** BEGIN Materials provided **

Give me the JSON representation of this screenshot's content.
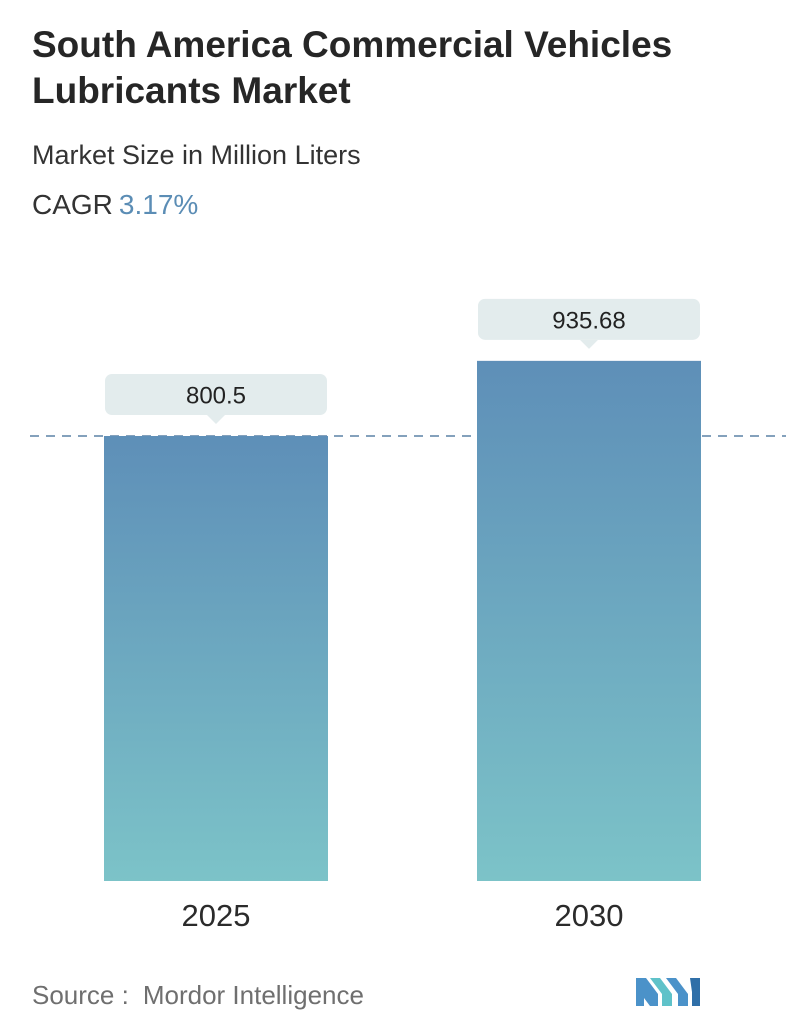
{
  "title": "South America Commercial Vehicles Lubricants Market",
  "subtitle": "Market Size in Million Liters",
  "cagr": {
    "label": "CAGR",
    "value": "3.17%"
  },
  "source": {
    "label": "Source :",
    "name": "Mordor Intelligence"
  },
  "colors": {
    "bar_top": "#5e8fb8",
    "bar_bottom": "#7cc3c8",
    "label_bg": "#e3eced",
    "dash": "#5b82a6",
    "accent": "#5b8db5"
  },
  "logo": {
    "icon": "mordor-intelligence-logo-icon"
  },
  "chart_data": {
    "type": "bar",
    "categories": [
      "2025",
      "2030"
    ],
    "values": [
      800.5,
      935.68
    ],
    "value_labels": [
      "800.5",
      "935.68"
    ],
    "reference_line": 800.5,
    "grid": false
  }
}
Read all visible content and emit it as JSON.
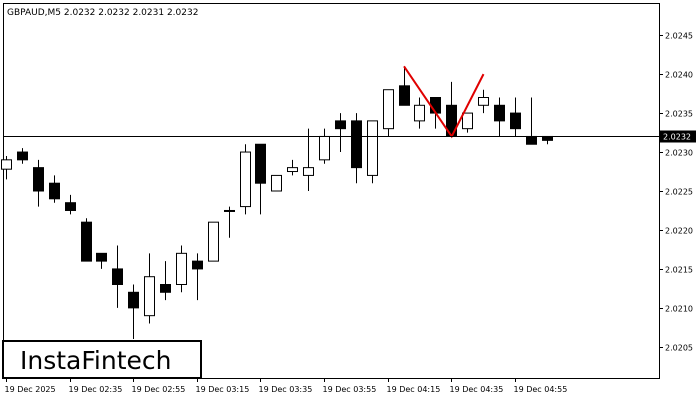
{
  "chart_data": {
    "type": "candlestick",
    "symbol_line": "GBPAUD,M5  2.0232 2.0232 2.0231 2.0232",
    "current_price_label": "2.0232",
    "current_price": 2.0232,
    "ylim": [
      2.0201,
      2.0249
    ],
    "y_ticks": [
      "2.0245",
      "2.0240",
      "2.0235",
      "2.0230",
      "2.0225",
      "2.0220",
      "2.0215",
      "2.0210",
      "2.0205"
    ],
    "x_ticks": [
      {
        "index": 0,
        "label": "19 Dec 2025"
      },
      {
        "index": 4,
        "label": "19 Dec 02:35"
      },
      {
        "index": 8,
        "label": "19 Dec 02:55"
      },
      {
        "index": 12,
        "label": "19 Dec 03:15"
      },
      {
        "index": 16,
        "label": "19 Dec 03:35"
      },
      {
        "index": 20,
        "label": "19 Dec 03:55"
      },
      {
        "index": 24,
        "label": "19 Dec 04:15"
      },
      {
        "index": 28,
        "label": "19 Dec 04:35"
      },
      {
        "index": 32,
        "label": "19 Dec 04:55"
      }
    ],
    "candles": [
      {
        "o": 2.02278,
        "h": 2.02295,
        "l": 2.02265,
        "c": 2.0229
      },
      {
        "o": 2.023,
        "h": 2.02305,
        "l": 2.02285,
        "c": 2.0229
      },
      {
        "o": 2.0228,
        "h": 2.0229,
        "l": 2.0223,
        "c": 2.0225
      },
      {
        "o": 2.0226,
        "h": 2.0227,
        "l": 2.02235,
        "c": 2.0224
      },
      {
        "o": 2.02235,
        "h": 2.02245,
        "l": 2.0222,
        "c": 2.02225
      },
      {
        "o": 2.0221,
        "h": 2.02215,
        "l": 2.0216,
        "c": 2.0216
      },
      {
        "o": 2.0217,
        "h": 2.0217,
        "l": 2.0215,
        "c": 2.0216
      },
      {
        "o": 2.0215,
        "h": 2.0218,
        "l": 2.021,
        "c": 2.0213
      },
      {
        "o": 2.0212,
        "h": 2.0213,
        "l": 2.0206,
        "c": 2.021
      },
      {
        "o": 2.0209,
        "h": 2.0217,
        "l": 2.0208,
        "c": 2.0214
      },
      {
        "o": 2.0213,
        "h": 2.0216,
        "l": 2.0211,
        "c": 2.0212
      },
      {
        "o": 2.0213,
        "h": 2.0218,
        "l": 2.0212,
        "c": 2.0217
      },
      {
        "o": 2.0216,
        "h": 2.0217,
        "l": 2.0211,
        "c": 2.0215
      },
      {
        "o": 2.0216,
        "h": 2.0221,
        "l": 2.0216,
        "c": 2.0221
      },
      {
        "o": 2.02225,
        "h": 2.0223,
        "l": 2.0219,
        "c": 2.02225
      },
      {
        "o": 2.0223,
        "h": 2.0231,
        "l": 2.0222,
        "c": 2.023
      },
      {
        "o": 2.0231,
        "h": 2.0231,
        "l": 2.0222,
        "c": 2.0226
      },
      {
        "o": 2.0225,
        "h": 2.0227,
        "l": 2.0225,
        "c": 2.0227
      },
      {
        "o": 2.02275,
        "h": 2.0229,
        "l": 2.0227,
        "c": 2.0228
      },
      {
        "o": 2.0227,
        "h": 2.0233,
        "l": 2.0225,
        "c": 2.0228
      },
      {
        "o": 2.0229,
        "h": 2.0233,
        "l": 2.02285,
        "c": 2.0232
      },
      {
        "o": 2.0234,
        "h": 2.0235,
        "l": 2.023,
        "c": 2.0233
      },
      {
        "o": 2.0234,
        "h": 2.0235,
        "l": 2.0226,
        "c": 2.0228
      },
      {
        "o": 2.0227,
        "h": 2.0234,
        "l": 2.0226,
        "c": 2.0234
      },
      {
        "o": 2.0233,
        "h": 2.0238,
        "l": 2.0232,
        "c": 2.0238
      },
      {
        "o": 2.02385,
        "h": 2.0241,
        "l": 2.0236,
        "c": 2.0236
      },
      {
        "o": 2.0234,
        "h": 2.0237,
        "l": 2.0233,
        "c": 2.0236
      },
      {
        "o": 2.0237,
        "h": 2.0237,
        "l": 2.0233,
        "c": 2.0235
      },
      {
        "o": 2.0236,
        "h": 2.0239,
        "l": 2.0232,
        "c": 2.0232
      },
      {
        "o": 2.0233,
        "h": 2.0235,
        "l": 2.02325,
        "c": 2.0235
      },
      {
        "o": 2.0236,
        "h": 2.0238,
        "l": 2.0235,
        "c": 2.0237
      },
      {
        "o": 2.0236,
        "h": 2.0237,
        "l": 2.0232,
        "c": 2.0234
      },
      {
        "o": 2.0235,
        "h": 2.0237,
        "l": 2.0232,
        "c": 2.0233
      },
      {
        "o": 2.0232,
        "h": 2.0237,
        "l": 2.0231,
        "c": 2.0231
      },
      {
        "o": 2.0232,
        "h": 2.0232,
        "l": 2.0231,
        "c": 2.02315
      }
    ],
    "pattern_line": {
      "color": "#e00000",
      "points": [
        [
          25,
          2.0241
        ],
        [
          28,
          2.0232
        ],
        [
          30,
          2.024
        ]
      ]
    },
    "colors": {
      "bull_body": "#ffffff",
      "bear_body": "#000000",
      "candle_stroke": "#000000",
      "price_tag_bg": "#000000",
      "price_line": "#000000"
    }
  },
  "logo": {
    "text": "InstaFintech"
  }
}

** END Materials provided **

*What is expected*. Output, exactly, all the records above; include no pictures.

*Completed exercise*.
Give me the JSON representation of this screenshot's content.
{
  "title": "South America Commercial Vehicles Lubricants Market",
  "subtitle": "Market Size in Million Liters",
  "cagr": {
    "label": "CAGR",
    "value": "3.17%"
  },
  "source": {
    "label": "Source :",
    "name": "Mordor Intelligence"
  },
  "colors": {
    "bar_top": "#5e8fb8",
    "bar_bottom": "#7cc3c8",
    "label_bg": "#e3eced",
    "dash": "#5b82a6",
    "accent": "#5b8db5"
  },
  "logo": {
    "icon": "mordor-intelligence-logo-icon"
  },
  "chart_data": {
    "type": "bar",
    "categories": [
      "2025",
      "2030"
    ],
    "values": [
      800.5,
      935.68
    ],
    "value_labels": [
      "800.5",
      "935.68"
    ],
    "reference_line": 800.5,
    "grid": false
  }
}
Read all visible content and emit it as JSON.
{
  "chart_data": {
    "type": "candlestick",
    "symbol_line": "GBPAUD,M5  2.0232 2.0232 2.0231 2.0232",
    "current_price_label": "2.0232",
    "current_price": 2.0232,
    "ylim": [
      2.0201,
      2.0249
    ],
    "y_ticks": [
      "2.0245",
      "2.0240",
      "2.0235",
      "2.0230",
      "2.0225",
      "2.0220",
      "2.0215",
      "2.0210",
      "2.0205"
    ],
    "x_ticks": [
      {
        "index": 0,
        "label": "19 Dec 2025"
      },
      {
        "index": 4,
        "label": "19 Dec 02:35"
      },
      {
        "index": 8,
        "label": "19 Dec 02:55"
      },
      {
        "index": 12,
        "label": "19 Dec 03:15"
      },
      {
        "index": 16,
        "label": "19 Dec 03:35"
      },
      {
        "index": 20,
        "label": "19 Dec 03:55"
      },
      {
        "index": 24,
        "label": "19 Dec 04:15"
      },
      {
        "index": 28,
        "label": "19 Dec 04:35"
      },
      {
        "index": 32,
        "label": "19 Dec 04:55"
      }
    ],
    "candles": [
      {
        "o": 2.02278,
        "h": 2.02295,
        "l": 2.02265,
        "c": 2.0229
      },
      {
        "o": 2.023,
        "h": 2.02305,
        "l": 2.02285,
        "c": 2.0229
      },
      {
        "o": 2.0228,
        "h": 2.0229,
        "l": 2.0223,
        "c": 2.0225
      },
      {
        "o": 2.0226,
        "h": 2.0227,
        "l": 2.02235,
        "c": 2.0224
      },
      {
        "o": 2.02235,
        "h": 2.02245,
        "l": 2.0222,
        "c": 2.02225
      },
      {
        "o": 2.0221,
        "h": 2.02215,
        "l": 2.0216,
        "c": 2.0216
      },
      {
        "o": 2.0217,
        "h": 2.0217,
        "l": 2.0215,
        "c": 2.0216
      },
      {
        "o": 2.0215,
        "h": 2.0218,
        "l": 2.021,
        "c": 2.0213
      },
      {
        "o": 2.0212,
        "h": 2.0213,
        "l": 2.0206,
        "c": 2.021
      },
      {
        "o": 2.0209,
        "h": 2.0217,
        "l": 2.0208,
        "c": 2.0214
      },
      {
        "o": 2.0213,
        "h": 2.0216,
        "l": 2.0211,
        "c": 2.0212
      },
      {
        "o": 2.0213,
        "h": 2.0218,
        "l": 2.0212,
        "c": 2.0217
      },
      {
        "o": 2.0216,
        "h": 2.0217,
        "l": 2.0211,
        "c": 2.0215
      },
      {
        "o": 2.0216,
        "h": 2.0221,
        "l": 2.0216,
        "c": 2.0221
      },
      {
        "o": 2.02225,
        "h": 2.0223,
        "l": 2.0219,
        "c": 2.02225
      },
      {
        "o": 2.0223,
        "h": 2.0231,
        "l": 2.0222,
        "c": 2.023
      },
      {
        "o": 2.0231,
        "h": 2.0231,
        "l": 2.0222,
        "c": 2.0226
      },
      {
        "o": 2.0225,
        "h": 2.0227,
        "l": 2.0225,
        "c": 2.0227
      },
      {
        "o": 2.02275,
        "h": 2.0229,
        "l": 2.0227,
        "c": 2.0228
      },
      {
        "o": 2.0227,
        "h": 2.0233,
        "l": 2.0225,
        "c": 2.0228
      },
      {
        "o": 2.0229,
        "h": 2.0233,
        "l": 2.02285,
        "c": 2.0232
      },
      {
        "o": 2.0234,
        "h": 2.0235,
        "l": 2.023,
        "c": 2.0233
      },
      {
        "o": 2.0234,
        "h": 2.0235,
        "l": 2.0226,
        "c": 2.0228
      },
      {
        "o": 2.0227,
        "h": 2.0234,
        "l": 2.0226,
        "c": 2.0234
      },
      {
        "o": 2.0233,
        "h": 2.0238,
        "l": 2.0232,
        "c": 2.0238
      },
      {
        "o": 2.02385,
        "h": 2.0241,
        "l": 2.0236,
        "c": 2.0236
      },
      {
        "o": 2.0234,
        "h": 2.0237,
        "l": 2.0233,
        "c": 2.0236
      },
      {
        "o": 2.0237,
        "h": 2.0237,
        "l": 2.0233,
        "c": 2.0235
      },
      {
        "o": 2.0236,
        "h": 2.0239,
        "l": 2.0232,
        "c": 2.0232
      },
      {
        "o": 2.0233,
        "h": 2.0235,
        "l": 2.02325,
        "c": 2.0235
      },
      {
        "o": 2.0236,
        "h": 2.0238,
        "l": 2.0235,
        "c": 2.0237
      },
      {
        "o": 2.0236,
        "h": 2.0237,
        "l": 2.0232,
        "c": 2.0234
      },
      {
        "o": 2.0235,
        "h": 2.0237,
        "l": 2.0232,
        "c": 2.0233
      },
      {
        "o": 2.0232,
        "h": 2.0237,
        "l": 2.0231,
        "c": 2.0231
      },
      {
        "o": 2.0232,
        "h": 2.0232,
        "l": 2.0231,
        "c": 2.02315
      }
    ],
    "pattern_line": {
      "color": "#e00000",
      "points": [
        [
          25,
          2.0241
        ],
        [
          28,
          2.0232
        ],
        [
          30,
          2.024
        ]
      ]
    },
    "colors": {
      "bull_body": "#ffffff",
      "bear_body": "#000000",
      "candle_stroke": "#000000",
      "price_tag_bg": "#000000",
      "price_line": "#000000"
    }
  },
  "logo": {
    "text": "InstaFintech"
  }
}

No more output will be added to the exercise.